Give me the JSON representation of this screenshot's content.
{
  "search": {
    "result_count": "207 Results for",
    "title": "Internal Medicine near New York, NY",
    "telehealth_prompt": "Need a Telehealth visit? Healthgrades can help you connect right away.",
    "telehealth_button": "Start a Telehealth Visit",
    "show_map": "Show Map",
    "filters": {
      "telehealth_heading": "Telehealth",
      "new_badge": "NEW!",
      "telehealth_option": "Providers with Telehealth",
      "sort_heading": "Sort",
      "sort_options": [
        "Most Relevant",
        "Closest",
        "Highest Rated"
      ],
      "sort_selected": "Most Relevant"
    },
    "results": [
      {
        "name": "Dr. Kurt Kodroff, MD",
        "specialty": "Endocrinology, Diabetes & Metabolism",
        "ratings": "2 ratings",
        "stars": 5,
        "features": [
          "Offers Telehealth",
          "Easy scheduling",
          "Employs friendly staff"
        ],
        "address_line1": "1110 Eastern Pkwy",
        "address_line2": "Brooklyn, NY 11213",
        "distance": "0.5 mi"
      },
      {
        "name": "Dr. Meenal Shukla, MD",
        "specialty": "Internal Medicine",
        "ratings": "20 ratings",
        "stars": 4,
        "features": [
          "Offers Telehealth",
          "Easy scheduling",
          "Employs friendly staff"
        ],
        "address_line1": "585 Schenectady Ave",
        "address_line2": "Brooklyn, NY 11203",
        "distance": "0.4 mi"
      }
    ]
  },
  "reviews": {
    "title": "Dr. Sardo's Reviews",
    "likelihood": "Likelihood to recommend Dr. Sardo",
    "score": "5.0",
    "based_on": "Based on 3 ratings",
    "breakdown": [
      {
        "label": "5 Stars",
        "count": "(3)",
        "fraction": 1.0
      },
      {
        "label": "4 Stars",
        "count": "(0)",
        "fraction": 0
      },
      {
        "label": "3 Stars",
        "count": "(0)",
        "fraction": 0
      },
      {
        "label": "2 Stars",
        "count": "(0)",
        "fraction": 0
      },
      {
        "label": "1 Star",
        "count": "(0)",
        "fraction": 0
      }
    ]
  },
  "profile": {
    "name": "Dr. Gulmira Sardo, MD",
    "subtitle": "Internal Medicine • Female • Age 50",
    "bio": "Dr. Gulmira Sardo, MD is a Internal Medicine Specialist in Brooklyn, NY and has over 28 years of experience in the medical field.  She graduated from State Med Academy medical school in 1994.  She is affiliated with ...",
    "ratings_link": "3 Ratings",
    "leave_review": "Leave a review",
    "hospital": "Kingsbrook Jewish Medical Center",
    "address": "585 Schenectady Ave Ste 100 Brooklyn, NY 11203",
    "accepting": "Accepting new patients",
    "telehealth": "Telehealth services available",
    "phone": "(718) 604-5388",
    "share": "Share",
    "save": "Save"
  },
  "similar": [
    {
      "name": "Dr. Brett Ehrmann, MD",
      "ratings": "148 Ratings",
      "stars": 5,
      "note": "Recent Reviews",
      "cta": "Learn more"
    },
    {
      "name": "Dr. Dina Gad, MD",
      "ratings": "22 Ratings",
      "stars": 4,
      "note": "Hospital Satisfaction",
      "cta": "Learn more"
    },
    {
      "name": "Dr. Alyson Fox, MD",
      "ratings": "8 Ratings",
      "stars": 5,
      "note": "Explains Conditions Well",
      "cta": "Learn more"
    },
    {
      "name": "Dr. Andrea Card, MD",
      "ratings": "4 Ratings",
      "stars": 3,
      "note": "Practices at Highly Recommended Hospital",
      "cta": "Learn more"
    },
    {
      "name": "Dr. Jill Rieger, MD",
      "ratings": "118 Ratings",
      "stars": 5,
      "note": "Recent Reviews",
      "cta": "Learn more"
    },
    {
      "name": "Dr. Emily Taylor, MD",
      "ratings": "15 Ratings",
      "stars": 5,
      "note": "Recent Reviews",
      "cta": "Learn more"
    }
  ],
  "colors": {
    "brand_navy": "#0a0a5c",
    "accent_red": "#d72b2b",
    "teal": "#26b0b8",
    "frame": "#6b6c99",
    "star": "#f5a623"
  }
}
══════════════════════════════
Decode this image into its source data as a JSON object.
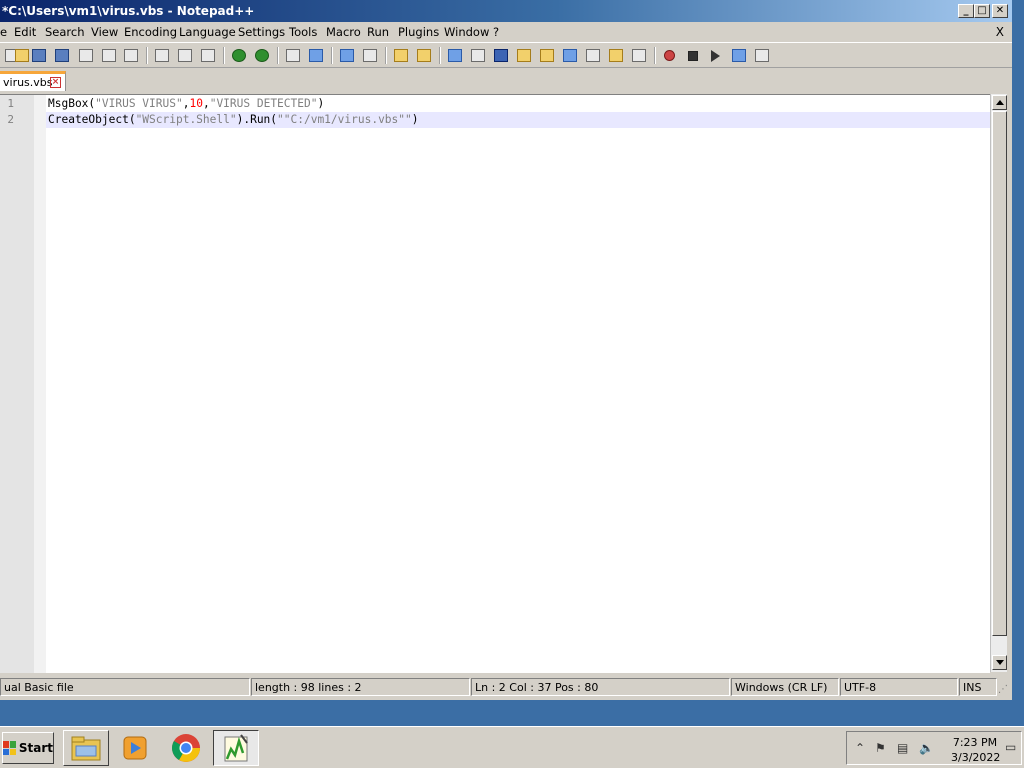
══════════════════════════════
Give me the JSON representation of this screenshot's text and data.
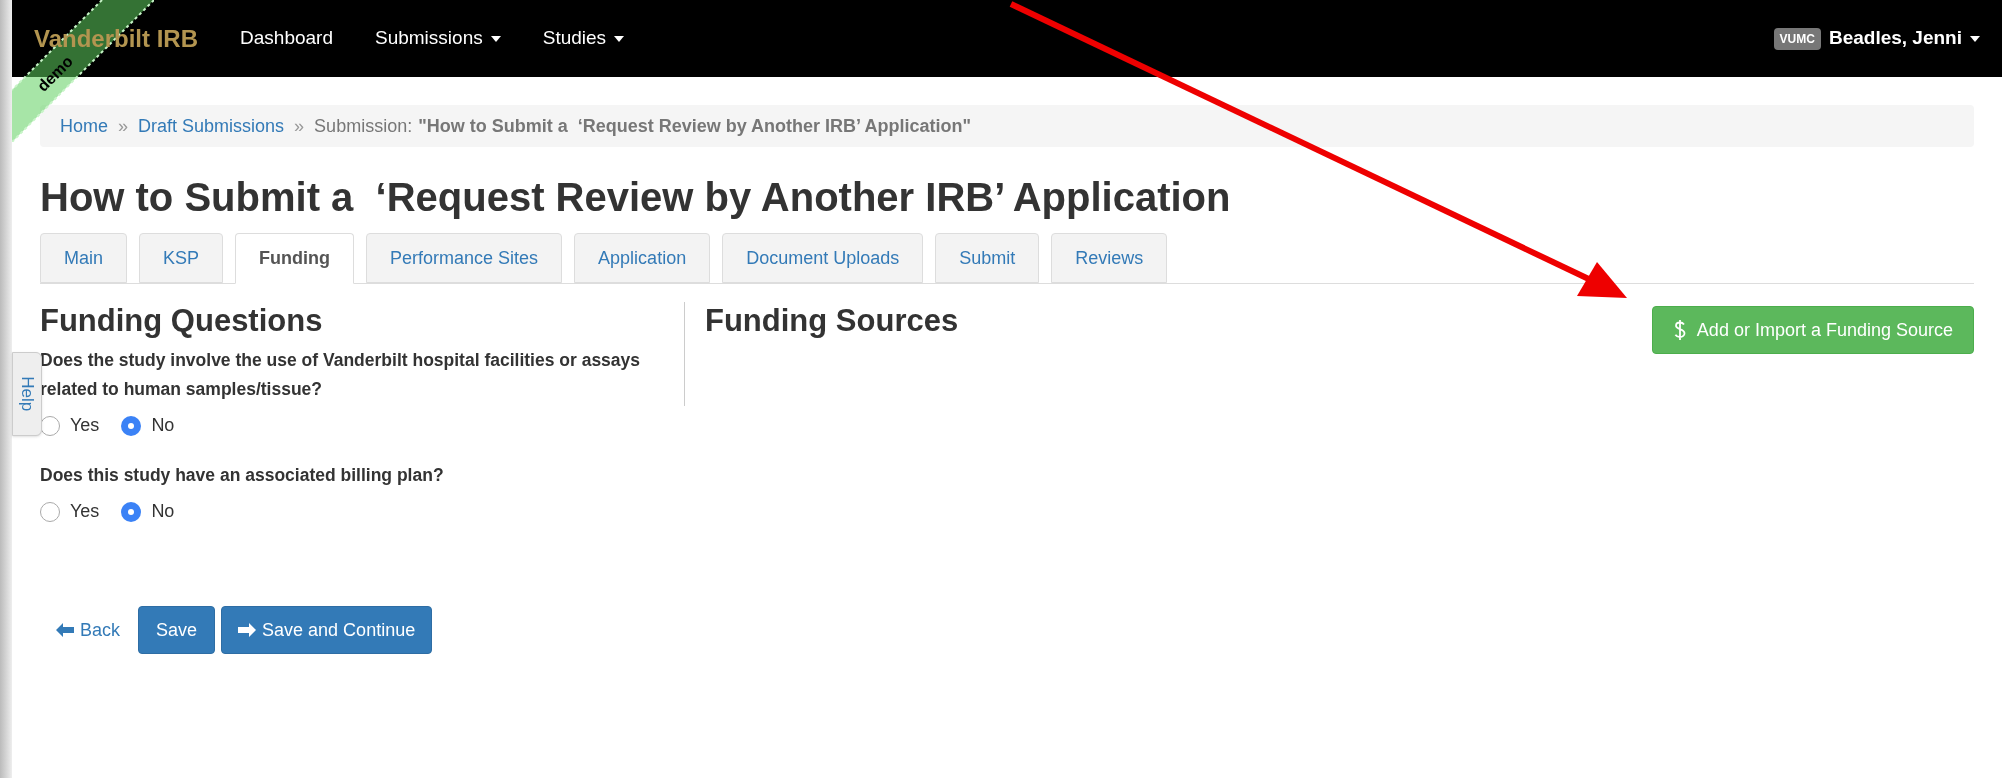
══════════════════════════════
**WORK INSTRUCTION**
Pull every line containing "data" out of the material and copy it.

**FINISHED TASK**
Decode this image into its source data as a JSON object.
Give me the JSON representation of this screenshot's text and data.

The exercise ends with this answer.